Entries from a visual dataset

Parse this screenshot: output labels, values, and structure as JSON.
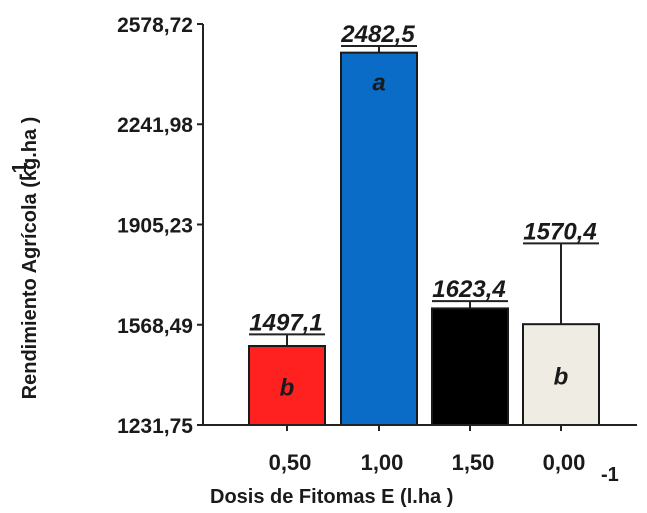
{
  "chart_data": {
    "type": "bar",
    "xlabel": "Dosis de Fitomas E (l.ha )",
    "xlabel_exponent": "-1",
    "ylabel": "Rendimiento Agrícola (kg.ha )",
    "ylabel_exponent": "-1",
    "ylim": [
      1231.75,
      2578.72
    ],
    "y_ticks": [
      "2578,72",
      "2241,98",
      "1905,23",
      "1568,49",
      "1231,75"
    ],
    "y_tick_values": [
      2578.72,
      2241.98,
      1905.23,
      1568.49,
      1231.75
    ],
    "categories": [
      "0,50",
      "1,00",
      "1,50",
      "0,00"
    ],
    "values": [
      1497.1,
      2482.5,
      1623.4,
      1570.4
    ],
    "value_labels": [
      "1497,1",
      "2482,5",
      "1623,4",
      "1570,4"
    ],
    "error_upper": [
      1536,
      2505,
      1648,
      1842
    ],
    "group_letters": [
      "b",
      "a",
      "",
      "b"
    ],
    "colors": [
      "#ff2020",
      "#0a6cc7",
      "#000000",
      "#efece3"
    ],
    "group_letter_colors": [
      "#1a1a1a",
      "#1a1a1a",
      "#1a1a1a",
      "#1a1a1a"
    ],
    "grid": false,
    "legend": "none"
  }
}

REQUIREMENTS
Every line above should be returned word for word, with the pictures left behind.

FULL OUTPUT
Parse this screenshot: output labels, values, and structure as JSON.
{
  "chart_data": {
    "type": "bar",
    "xlabel": "Dosis de Fitomas E (l.ha )",
    "xlabel_exponent": "-1",
    "ylabel": "Rendimiento Agrícola (kg.ha )",
    "ylabel_exponent": "-1",
    "ylim": [
      1231.75,
      2578.72
    ],
    "y_ticks": [
      "2578,72",
      "2241,98",
      "1905,23",
      "1568,49",
      "1231,75"
    ],
    "y_tick_values": [
      2578.72,
      2241.98,
      1905.23,
      1568.49,
      1231.75
    ],
    "categories": [
      "0,50",
      "1,00",
      "1,50",
      "0,00"
    ],
    "values": [
      1497.1,
      2482.5,
      1623.4,
      1570.4
    ],
    "value_labels": [
      "1497,1",
      "2482,5",
      "1623,4",
      "1570,4"
    ],
    "error_upper": [
      1536,
      2505,
      1648,
      1842
    ],
    "group_letters": [
      "b",
      "a",
      "",
      "b"
    ],
    "colors": [
      "#ff2020",
      "#0a6cc7",
      "#000000",
      "#efece3"
    ],
    "group_letter_colors": [
      "#1a1a1a",
      "#1a1a1a",
      "#1a1a1a",
      "#1a1a1a"
    ],
    "grid": false,
    "legend": "none"
  }
}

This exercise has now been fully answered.